## Given data
____

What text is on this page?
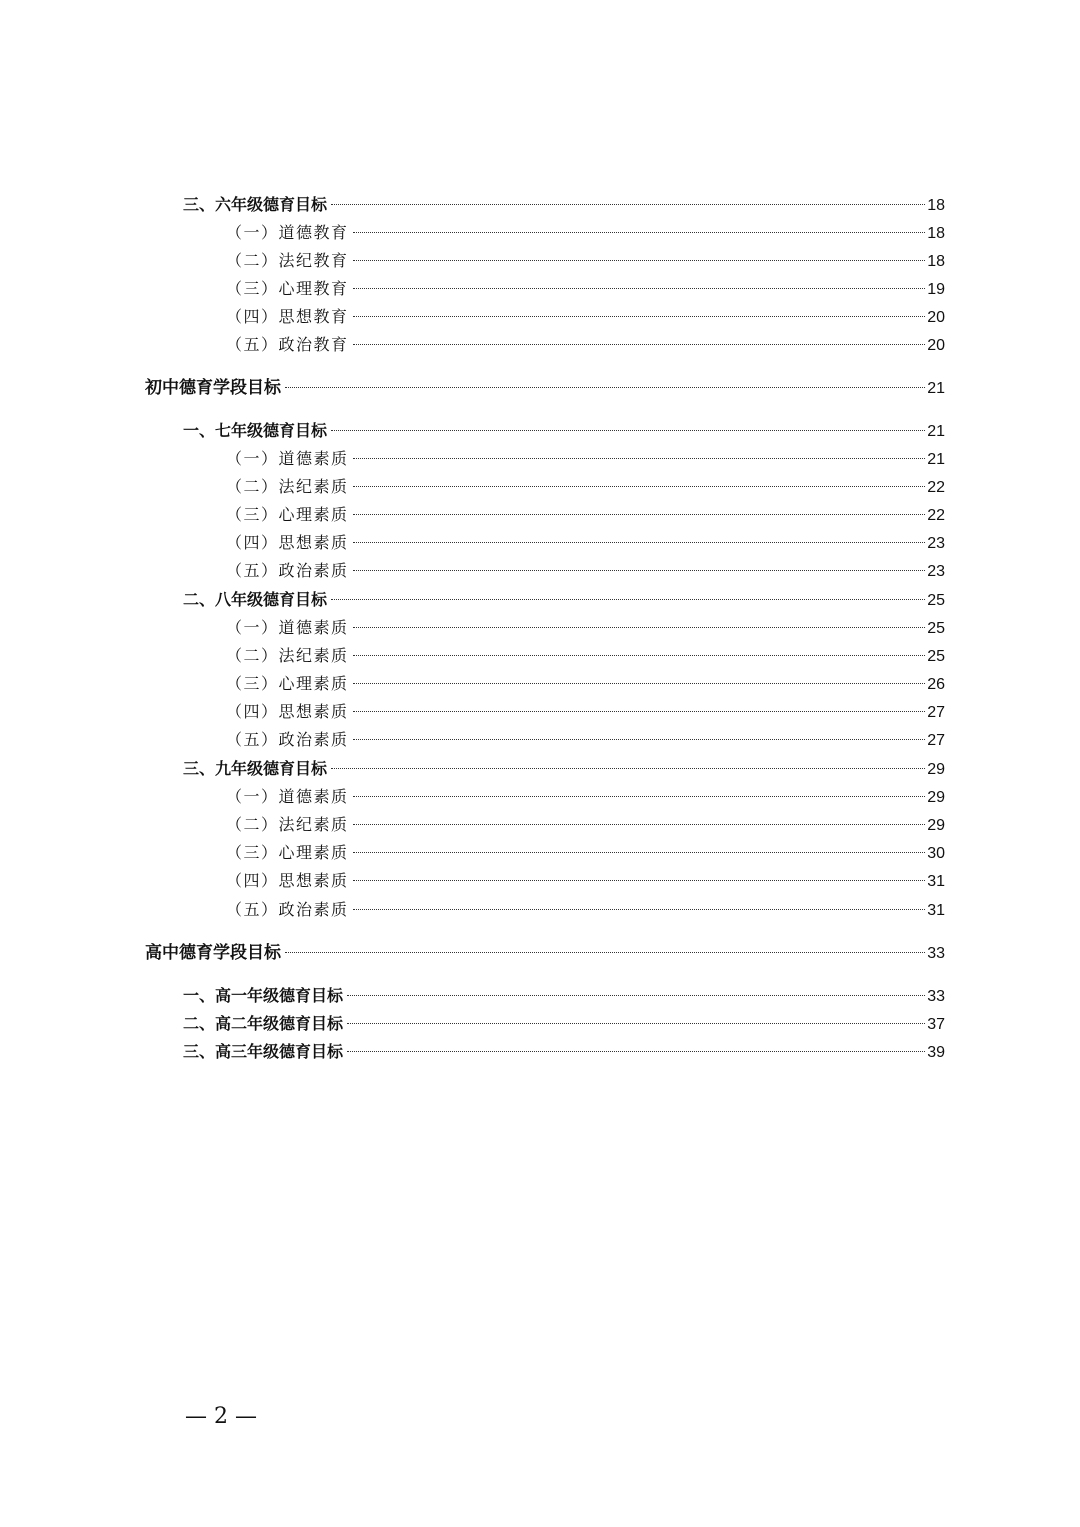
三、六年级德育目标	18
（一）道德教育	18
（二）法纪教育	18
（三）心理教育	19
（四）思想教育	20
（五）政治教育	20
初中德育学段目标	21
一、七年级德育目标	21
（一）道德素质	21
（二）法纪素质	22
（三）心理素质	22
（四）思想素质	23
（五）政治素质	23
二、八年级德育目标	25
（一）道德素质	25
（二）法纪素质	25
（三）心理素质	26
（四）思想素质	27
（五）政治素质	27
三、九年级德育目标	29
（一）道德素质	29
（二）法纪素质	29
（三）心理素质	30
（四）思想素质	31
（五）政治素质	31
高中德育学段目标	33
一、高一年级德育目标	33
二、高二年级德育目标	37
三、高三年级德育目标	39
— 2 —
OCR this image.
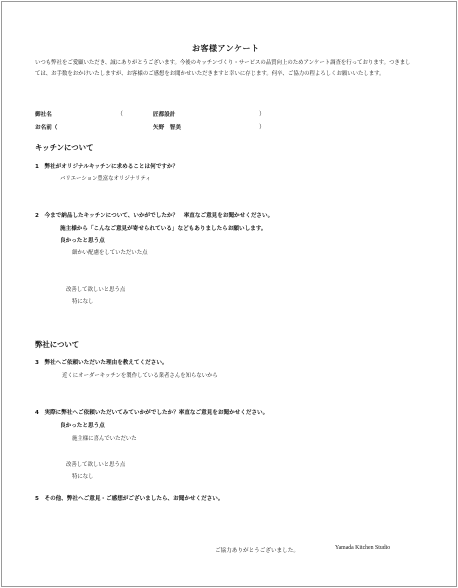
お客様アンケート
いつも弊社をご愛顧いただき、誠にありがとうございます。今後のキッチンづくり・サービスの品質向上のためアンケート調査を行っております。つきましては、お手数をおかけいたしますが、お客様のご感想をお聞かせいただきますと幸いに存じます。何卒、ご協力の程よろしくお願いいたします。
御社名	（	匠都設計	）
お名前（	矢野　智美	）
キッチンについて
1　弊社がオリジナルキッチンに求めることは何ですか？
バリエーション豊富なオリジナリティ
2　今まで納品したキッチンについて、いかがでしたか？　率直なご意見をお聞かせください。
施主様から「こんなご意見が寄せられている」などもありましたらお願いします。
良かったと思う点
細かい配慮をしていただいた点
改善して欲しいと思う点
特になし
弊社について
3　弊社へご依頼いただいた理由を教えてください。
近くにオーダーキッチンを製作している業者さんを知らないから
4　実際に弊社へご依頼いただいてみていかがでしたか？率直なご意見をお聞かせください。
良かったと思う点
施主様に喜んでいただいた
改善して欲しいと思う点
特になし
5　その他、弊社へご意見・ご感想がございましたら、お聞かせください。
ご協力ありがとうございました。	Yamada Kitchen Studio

____

## Task instructions
Omit the images and transcribe all of the records above word for word.

## Exercise response
What text is on this page?
三、六年级德育目标	18
（一）道德教育	18
（二）法纪教育	18
（三）心理教育	19
（四）思想教育	20
（五）政治教育	20
初中德育学段目标	21
一、七年级德育目标	21
（一）道德素质	21
（二）法纪素质	22
（三）心理素质	22
（四）思想素质	23
（五）政治素质	23
二、八年级德育目标	25
（一）道德素质	25
（二）法纪素质	25
（三）心理素质	26
（四）思想素质	27
（五）政治素质	27
三、九年级德育目标	29
（一）道德素质	29
（二）法纪素质	29
（三）心理素质	30
（四）思想素质	31
（五）政治素质	31
高中德育学段目标	33
一、高一年级德育目标	33
二、高二年级德育目标	37
三、高三年级德育目标	39
— 2 —
OCR this image.
お客様アンケート
いつも弊社をご愛顧いただき、誠にありがとうございます。今後のキッチンづくり・サービスの品質向上のためアンケート調査を行っております。つきましては、お手数をおかけいたしますが、お客様のご感想をお聞かせいただきますと幸いに存じます。何卒、ご協力の程よろしくお願いいたします。
御社名	（	匠都設計	）
お名前（	矢野　智美	）
キッチンについて
1　弊社がオリジナルキッチンに求めることは何ですか？
バリエーション豊富なオリジナリティ
2　今まで納品したキッチンについて、いかがでしたか？　率直なご意見をお聞かせください。
施主様から「こんなご意見が寄せられている」などもありましたらお願いします。
良かったと思う点
細かい配慮をしていただいた点
改善して欲しいと思う点
特になし
弊社について
3　弊社へご依頼いただいた理由を教えてください。
近くにオーダーキッチンを製作している業者さんを知らないから
4　実際に弊社へご依頼いただいてみていかがでしたか？率直なご意見をお聞かせください。
良かったと思う点
施主様に喜んでいただいた
改善して欲しいと思う点
特になし
5　その他、弊社へご意見・ご感想がございましたら、お聞かせください。
ご協力ありがとうございました。	Yamada Kitchen Studio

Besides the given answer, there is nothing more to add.